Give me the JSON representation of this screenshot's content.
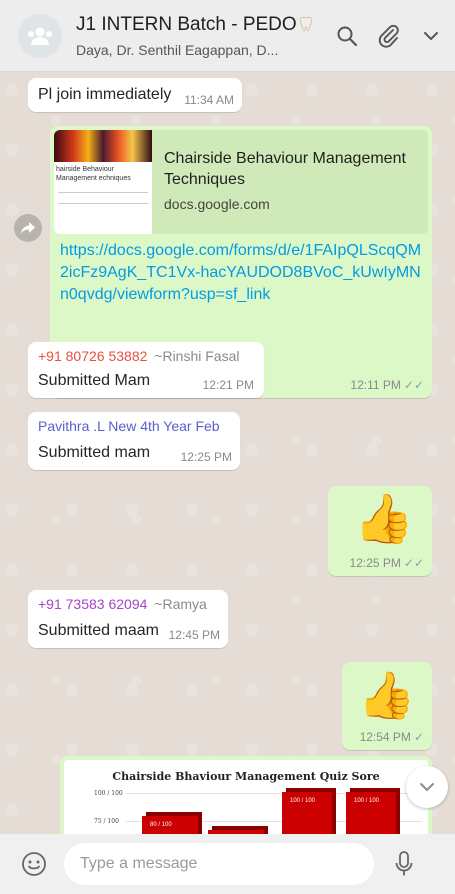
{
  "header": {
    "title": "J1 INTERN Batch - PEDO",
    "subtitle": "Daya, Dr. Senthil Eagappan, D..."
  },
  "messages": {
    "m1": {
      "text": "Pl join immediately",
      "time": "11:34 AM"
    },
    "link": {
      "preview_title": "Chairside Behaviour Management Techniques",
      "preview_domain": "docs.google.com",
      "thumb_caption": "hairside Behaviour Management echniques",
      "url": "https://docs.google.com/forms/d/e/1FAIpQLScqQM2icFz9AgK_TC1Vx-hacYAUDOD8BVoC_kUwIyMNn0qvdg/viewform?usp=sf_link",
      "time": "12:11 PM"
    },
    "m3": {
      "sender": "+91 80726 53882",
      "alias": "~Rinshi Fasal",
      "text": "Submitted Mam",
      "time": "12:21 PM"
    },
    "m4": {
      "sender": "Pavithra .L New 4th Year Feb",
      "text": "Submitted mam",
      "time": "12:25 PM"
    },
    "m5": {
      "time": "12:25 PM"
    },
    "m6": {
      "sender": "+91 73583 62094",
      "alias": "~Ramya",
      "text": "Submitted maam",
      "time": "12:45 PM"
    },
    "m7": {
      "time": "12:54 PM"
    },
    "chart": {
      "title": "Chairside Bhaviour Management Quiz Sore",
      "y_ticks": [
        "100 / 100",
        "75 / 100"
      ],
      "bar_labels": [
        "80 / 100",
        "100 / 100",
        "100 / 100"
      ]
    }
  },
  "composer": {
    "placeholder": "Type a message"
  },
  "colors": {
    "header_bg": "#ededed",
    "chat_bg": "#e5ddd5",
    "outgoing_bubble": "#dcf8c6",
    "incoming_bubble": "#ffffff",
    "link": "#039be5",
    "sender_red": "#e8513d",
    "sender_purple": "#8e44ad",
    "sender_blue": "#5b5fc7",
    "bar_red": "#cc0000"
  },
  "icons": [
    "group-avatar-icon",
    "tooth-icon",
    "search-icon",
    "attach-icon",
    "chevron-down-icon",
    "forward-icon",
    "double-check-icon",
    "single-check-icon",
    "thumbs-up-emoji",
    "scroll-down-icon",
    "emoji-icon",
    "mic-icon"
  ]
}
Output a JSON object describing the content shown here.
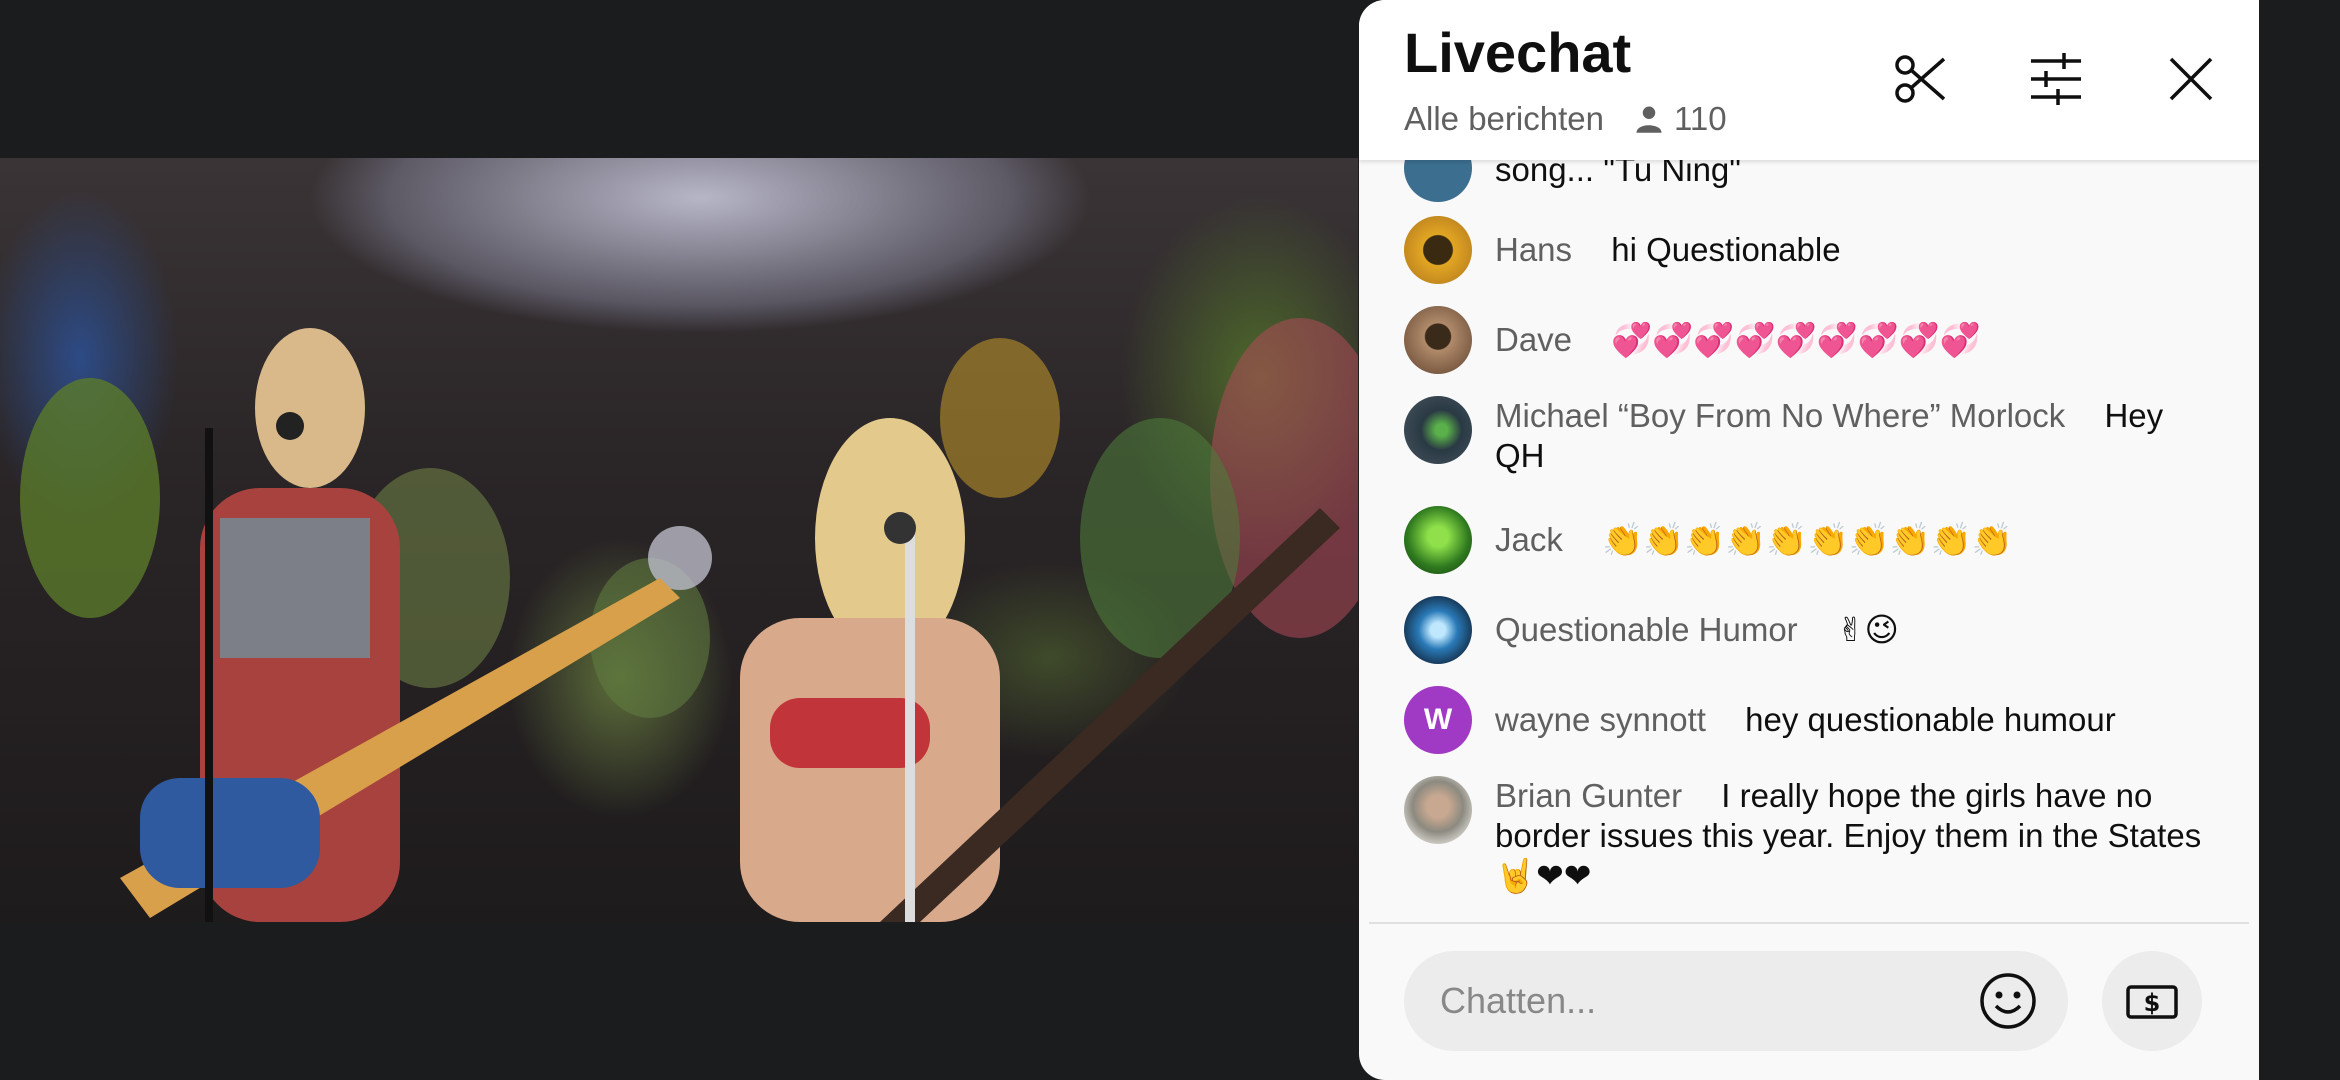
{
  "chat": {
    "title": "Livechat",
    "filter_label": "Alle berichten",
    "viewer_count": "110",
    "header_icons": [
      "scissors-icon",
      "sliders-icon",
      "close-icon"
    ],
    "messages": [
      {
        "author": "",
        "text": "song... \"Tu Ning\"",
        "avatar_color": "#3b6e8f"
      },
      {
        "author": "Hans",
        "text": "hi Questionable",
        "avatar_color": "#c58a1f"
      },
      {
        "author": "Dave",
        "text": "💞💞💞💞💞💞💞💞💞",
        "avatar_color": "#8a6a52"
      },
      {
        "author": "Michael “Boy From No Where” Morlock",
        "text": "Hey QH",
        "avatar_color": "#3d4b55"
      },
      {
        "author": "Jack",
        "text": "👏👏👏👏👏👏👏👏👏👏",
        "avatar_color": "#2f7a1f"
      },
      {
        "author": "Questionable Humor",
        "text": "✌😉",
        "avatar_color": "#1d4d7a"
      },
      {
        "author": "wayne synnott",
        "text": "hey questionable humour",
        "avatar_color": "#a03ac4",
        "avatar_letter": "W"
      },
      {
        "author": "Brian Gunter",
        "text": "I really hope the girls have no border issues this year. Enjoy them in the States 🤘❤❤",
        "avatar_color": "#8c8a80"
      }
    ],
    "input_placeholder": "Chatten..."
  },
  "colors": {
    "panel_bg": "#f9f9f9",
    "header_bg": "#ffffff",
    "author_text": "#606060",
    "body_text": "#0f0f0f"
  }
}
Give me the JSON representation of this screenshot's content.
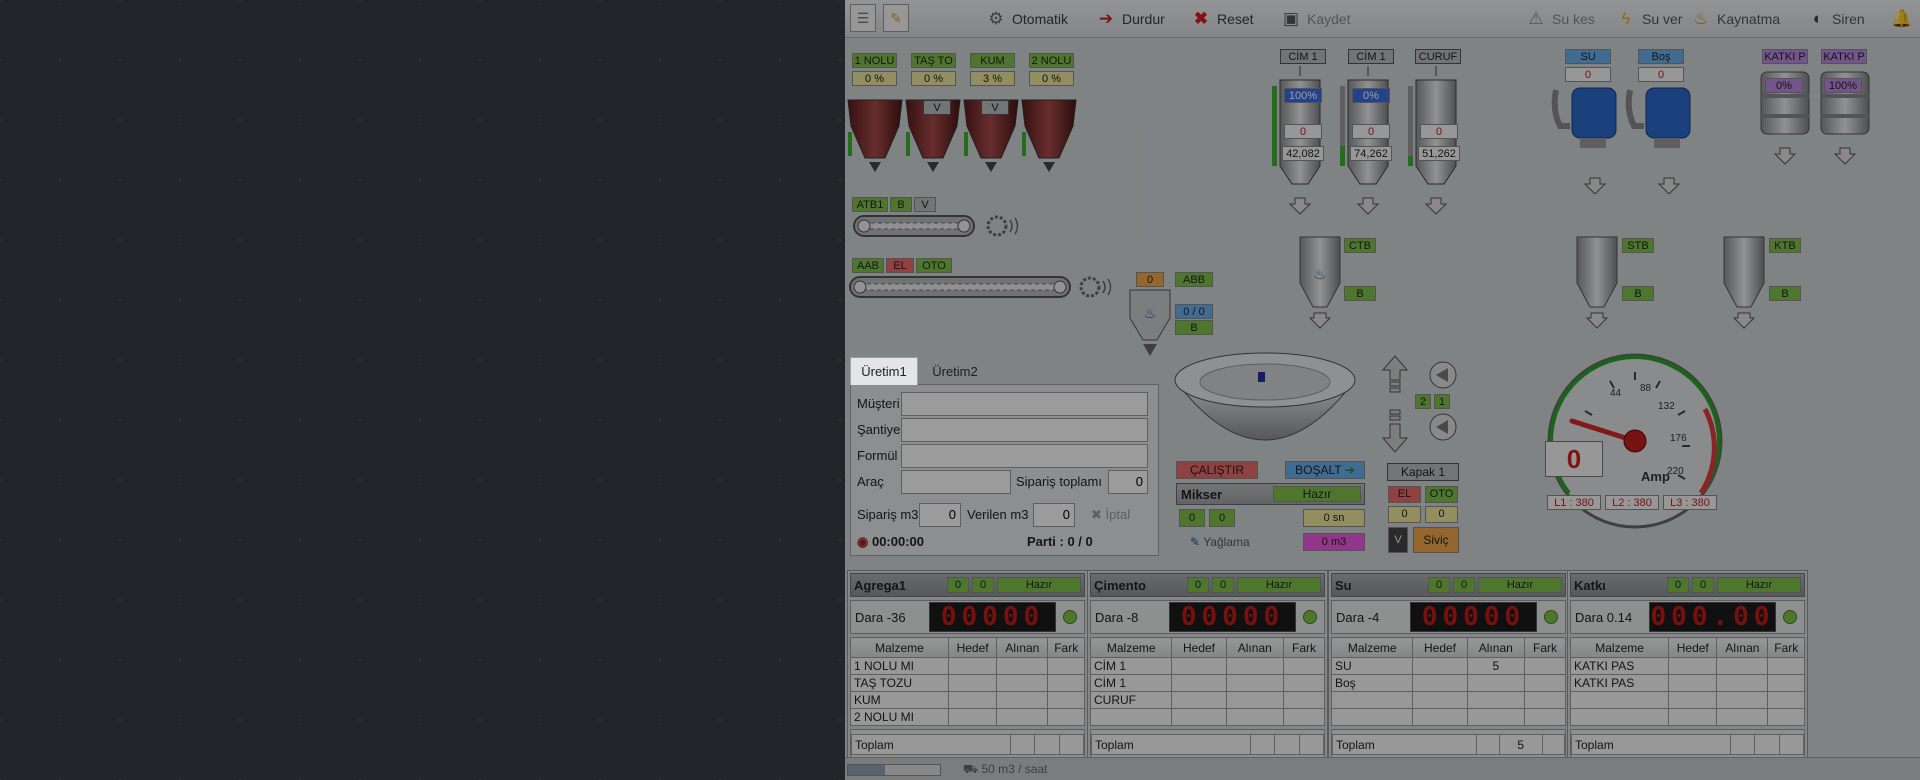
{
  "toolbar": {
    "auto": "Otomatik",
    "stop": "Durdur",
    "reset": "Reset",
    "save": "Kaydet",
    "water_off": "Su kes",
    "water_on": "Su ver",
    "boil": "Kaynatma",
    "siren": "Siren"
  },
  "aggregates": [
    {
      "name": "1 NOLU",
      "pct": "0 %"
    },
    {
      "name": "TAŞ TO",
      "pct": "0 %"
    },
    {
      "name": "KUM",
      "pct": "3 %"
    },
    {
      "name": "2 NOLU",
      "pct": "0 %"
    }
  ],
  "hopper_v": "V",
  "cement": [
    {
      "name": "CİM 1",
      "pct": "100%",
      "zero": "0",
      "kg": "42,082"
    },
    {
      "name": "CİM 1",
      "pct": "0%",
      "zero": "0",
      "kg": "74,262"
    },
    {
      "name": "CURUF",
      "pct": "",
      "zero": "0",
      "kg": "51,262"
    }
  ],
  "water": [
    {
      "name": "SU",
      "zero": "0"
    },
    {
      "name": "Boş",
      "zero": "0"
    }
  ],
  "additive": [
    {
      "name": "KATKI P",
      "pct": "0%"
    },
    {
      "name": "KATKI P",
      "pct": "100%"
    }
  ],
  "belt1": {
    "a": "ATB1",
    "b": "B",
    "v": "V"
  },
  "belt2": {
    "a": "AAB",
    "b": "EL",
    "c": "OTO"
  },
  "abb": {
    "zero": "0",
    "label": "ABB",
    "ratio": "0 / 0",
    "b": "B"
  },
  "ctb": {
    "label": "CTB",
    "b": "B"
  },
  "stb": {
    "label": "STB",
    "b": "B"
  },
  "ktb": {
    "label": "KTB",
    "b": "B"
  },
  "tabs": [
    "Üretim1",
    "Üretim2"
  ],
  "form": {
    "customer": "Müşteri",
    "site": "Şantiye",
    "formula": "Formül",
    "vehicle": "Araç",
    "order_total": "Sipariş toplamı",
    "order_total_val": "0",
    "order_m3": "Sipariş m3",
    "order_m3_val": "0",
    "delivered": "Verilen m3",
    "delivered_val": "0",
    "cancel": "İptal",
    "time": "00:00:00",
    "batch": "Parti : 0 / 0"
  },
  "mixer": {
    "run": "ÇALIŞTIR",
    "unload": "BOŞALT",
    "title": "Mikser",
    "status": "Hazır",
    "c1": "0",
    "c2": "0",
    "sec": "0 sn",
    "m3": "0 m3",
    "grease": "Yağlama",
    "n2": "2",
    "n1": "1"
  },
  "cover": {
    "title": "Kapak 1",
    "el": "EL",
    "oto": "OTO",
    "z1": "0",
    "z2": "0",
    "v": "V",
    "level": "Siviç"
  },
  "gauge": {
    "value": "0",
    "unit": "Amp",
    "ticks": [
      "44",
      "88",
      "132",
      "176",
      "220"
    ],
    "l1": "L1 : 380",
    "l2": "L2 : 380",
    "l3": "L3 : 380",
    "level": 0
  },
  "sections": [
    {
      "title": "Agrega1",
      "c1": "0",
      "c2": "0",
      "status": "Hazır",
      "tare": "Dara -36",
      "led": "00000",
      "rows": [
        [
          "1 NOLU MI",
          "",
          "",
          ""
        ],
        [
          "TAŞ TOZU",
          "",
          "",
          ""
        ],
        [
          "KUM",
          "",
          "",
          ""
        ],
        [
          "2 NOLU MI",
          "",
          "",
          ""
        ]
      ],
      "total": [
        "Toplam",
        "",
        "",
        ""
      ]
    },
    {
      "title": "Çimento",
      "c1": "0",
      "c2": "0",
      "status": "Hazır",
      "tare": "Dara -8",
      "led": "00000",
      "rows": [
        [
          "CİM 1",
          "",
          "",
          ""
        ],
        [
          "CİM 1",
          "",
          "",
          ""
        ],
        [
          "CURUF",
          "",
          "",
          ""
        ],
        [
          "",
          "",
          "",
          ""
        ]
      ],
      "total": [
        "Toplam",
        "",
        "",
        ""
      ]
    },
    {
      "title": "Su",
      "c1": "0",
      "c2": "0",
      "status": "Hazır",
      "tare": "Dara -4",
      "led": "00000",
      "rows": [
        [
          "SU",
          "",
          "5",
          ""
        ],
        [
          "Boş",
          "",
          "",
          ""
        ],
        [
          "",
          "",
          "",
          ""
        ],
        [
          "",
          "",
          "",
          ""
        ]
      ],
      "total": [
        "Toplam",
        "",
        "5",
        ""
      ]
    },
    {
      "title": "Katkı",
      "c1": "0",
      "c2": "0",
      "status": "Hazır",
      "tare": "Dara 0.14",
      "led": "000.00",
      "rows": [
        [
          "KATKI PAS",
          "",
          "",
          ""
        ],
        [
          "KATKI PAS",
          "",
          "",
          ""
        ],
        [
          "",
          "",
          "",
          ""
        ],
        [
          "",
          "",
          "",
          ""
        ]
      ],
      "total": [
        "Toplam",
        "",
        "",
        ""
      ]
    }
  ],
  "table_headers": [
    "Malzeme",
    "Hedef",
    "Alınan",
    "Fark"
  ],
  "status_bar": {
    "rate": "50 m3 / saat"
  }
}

● ● ● ● ● ● ●

*JOB:* Gather each line of the listing containing the word "docs" and show it.

*RESPONSE TO THIS TASK:*
      "preview_domain": "docs.google.com",
      "url": "https://docs.google.com/forms/d/e/1FAIpQLScqQM2icFz9AgK_TC1Vx-hacYAUDOD8BVoC_kUwIyMNn0qvdg/viewform?usp=sf_link",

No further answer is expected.